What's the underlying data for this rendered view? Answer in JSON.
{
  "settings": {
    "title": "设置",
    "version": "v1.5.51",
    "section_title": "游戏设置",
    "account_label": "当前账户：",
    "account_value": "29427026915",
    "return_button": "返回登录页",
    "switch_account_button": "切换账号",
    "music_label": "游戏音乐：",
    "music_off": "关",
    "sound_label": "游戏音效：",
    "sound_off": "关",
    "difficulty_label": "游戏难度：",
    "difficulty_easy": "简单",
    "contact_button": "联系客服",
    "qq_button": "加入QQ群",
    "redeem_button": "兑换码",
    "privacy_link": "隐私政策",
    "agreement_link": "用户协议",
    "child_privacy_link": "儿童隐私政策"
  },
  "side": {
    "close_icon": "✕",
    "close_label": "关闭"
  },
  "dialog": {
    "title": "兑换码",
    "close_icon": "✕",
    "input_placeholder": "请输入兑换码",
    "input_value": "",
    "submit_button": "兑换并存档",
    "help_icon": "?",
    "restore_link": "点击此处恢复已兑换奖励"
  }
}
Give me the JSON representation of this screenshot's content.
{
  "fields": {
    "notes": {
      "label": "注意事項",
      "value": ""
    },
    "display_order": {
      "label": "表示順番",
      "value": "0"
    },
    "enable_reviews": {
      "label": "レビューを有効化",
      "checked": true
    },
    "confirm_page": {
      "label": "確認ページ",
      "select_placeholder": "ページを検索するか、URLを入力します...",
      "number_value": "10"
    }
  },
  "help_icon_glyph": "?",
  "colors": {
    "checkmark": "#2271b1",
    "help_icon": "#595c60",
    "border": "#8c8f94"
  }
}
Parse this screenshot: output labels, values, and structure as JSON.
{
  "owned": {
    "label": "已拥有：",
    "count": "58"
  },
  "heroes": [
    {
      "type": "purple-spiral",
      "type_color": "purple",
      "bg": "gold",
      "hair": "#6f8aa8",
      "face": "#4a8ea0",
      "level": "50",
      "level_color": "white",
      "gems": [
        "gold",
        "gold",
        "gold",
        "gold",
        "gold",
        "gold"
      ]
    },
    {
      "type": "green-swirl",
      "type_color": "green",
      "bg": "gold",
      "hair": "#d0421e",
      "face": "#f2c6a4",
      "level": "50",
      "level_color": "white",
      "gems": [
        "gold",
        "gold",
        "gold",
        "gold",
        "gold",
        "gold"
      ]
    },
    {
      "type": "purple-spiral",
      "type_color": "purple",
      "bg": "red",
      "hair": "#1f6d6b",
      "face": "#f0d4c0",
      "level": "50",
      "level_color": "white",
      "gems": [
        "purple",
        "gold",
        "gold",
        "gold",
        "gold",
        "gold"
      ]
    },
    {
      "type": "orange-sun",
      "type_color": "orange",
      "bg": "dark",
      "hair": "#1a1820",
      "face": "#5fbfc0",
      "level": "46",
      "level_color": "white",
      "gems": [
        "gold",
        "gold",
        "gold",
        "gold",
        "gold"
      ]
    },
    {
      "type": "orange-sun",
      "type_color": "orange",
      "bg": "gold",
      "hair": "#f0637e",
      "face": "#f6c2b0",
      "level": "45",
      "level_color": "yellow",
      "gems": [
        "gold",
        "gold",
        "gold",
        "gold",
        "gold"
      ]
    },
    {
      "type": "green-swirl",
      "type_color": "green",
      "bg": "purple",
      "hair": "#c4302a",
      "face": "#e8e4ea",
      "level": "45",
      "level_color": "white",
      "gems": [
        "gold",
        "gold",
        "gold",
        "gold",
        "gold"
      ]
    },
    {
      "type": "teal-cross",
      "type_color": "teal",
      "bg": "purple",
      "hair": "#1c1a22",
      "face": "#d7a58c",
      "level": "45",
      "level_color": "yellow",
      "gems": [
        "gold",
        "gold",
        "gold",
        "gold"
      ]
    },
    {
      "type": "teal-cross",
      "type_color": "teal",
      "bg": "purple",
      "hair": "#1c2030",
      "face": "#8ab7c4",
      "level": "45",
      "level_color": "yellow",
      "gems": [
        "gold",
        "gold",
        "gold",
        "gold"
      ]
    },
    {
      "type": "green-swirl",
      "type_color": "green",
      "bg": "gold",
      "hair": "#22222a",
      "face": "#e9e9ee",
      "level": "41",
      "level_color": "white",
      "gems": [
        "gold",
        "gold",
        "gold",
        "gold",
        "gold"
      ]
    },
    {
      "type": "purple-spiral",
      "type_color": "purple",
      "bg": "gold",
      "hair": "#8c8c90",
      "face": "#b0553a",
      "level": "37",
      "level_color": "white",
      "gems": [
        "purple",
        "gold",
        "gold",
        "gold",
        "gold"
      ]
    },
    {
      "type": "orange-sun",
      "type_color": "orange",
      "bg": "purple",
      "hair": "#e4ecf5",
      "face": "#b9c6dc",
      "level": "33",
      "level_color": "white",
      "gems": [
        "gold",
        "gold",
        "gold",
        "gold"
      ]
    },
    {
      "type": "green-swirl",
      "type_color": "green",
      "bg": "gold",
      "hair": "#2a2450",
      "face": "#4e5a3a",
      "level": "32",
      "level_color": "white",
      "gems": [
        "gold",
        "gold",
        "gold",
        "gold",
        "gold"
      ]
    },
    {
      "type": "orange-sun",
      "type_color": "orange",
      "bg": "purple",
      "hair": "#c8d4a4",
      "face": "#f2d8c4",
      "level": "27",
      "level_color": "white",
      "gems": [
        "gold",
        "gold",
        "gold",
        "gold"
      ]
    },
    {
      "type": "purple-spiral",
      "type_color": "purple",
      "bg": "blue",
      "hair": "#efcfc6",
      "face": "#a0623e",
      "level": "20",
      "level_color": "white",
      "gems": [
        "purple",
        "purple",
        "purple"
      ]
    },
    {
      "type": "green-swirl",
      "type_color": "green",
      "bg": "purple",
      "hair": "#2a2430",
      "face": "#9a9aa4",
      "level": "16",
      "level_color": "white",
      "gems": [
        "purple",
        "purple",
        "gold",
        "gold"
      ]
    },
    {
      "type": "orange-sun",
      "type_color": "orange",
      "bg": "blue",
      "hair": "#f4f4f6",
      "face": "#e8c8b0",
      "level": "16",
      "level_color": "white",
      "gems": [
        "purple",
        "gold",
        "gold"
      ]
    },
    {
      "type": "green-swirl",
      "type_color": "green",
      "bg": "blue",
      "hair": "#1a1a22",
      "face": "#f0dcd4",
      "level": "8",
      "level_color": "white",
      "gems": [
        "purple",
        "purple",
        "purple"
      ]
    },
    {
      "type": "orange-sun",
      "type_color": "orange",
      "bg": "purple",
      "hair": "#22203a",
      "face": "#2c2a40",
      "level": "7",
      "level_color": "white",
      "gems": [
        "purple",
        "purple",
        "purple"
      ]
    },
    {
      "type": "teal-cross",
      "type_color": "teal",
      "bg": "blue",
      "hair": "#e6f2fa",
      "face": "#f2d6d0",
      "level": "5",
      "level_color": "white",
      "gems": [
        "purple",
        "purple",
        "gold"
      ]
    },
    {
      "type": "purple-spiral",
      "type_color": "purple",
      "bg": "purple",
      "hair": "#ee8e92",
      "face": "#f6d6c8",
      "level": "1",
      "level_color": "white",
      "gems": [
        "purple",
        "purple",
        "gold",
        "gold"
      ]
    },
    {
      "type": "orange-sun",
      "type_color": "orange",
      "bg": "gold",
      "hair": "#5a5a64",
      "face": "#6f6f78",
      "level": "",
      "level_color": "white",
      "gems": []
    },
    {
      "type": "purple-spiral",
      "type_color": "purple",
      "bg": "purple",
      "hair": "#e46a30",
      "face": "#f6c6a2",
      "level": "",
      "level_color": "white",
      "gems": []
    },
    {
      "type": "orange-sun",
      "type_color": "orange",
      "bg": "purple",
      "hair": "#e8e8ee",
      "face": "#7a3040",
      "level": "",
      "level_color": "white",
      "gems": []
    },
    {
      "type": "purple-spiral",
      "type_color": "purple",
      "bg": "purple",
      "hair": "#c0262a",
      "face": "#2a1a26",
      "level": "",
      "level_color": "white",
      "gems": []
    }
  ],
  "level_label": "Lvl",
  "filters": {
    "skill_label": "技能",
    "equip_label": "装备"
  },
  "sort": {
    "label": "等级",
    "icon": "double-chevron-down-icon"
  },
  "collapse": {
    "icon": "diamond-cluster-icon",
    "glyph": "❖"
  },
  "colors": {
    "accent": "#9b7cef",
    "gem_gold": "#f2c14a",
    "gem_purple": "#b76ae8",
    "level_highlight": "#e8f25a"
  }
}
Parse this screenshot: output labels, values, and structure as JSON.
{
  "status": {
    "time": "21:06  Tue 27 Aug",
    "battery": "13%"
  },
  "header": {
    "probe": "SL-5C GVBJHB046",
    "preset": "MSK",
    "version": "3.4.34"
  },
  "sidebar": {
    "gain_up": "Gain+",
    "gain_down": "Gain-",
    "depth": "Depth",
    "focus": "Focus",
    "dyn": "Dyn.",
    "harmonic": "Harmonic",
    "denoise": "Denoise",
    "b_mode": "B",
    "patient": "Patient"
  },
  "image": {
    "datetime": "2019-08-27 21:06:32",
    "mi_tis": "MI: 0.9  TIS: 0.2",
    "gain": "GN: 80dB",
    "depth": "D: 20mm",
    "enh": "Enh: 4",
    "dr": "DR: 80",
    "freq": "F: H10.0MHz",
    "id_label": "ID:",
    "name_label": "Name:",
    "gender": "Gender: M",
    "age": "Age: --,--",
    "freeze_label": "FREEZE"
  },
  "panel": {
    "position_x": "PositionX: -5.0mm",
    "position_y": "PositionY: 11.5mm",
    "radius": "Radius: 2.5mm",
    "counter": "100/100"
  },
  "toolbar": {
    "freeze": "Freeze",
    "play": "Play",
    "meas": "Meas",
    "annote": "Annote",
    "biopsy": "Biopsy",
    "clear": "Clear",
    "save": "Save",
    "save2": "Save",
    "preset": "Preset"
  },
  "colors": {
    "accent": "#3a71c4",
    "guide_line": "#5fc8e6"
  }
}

^^^^

Exercise = Of the lines in this material, state how many hold the string "JSON". Write no other words.

Exercise result = 4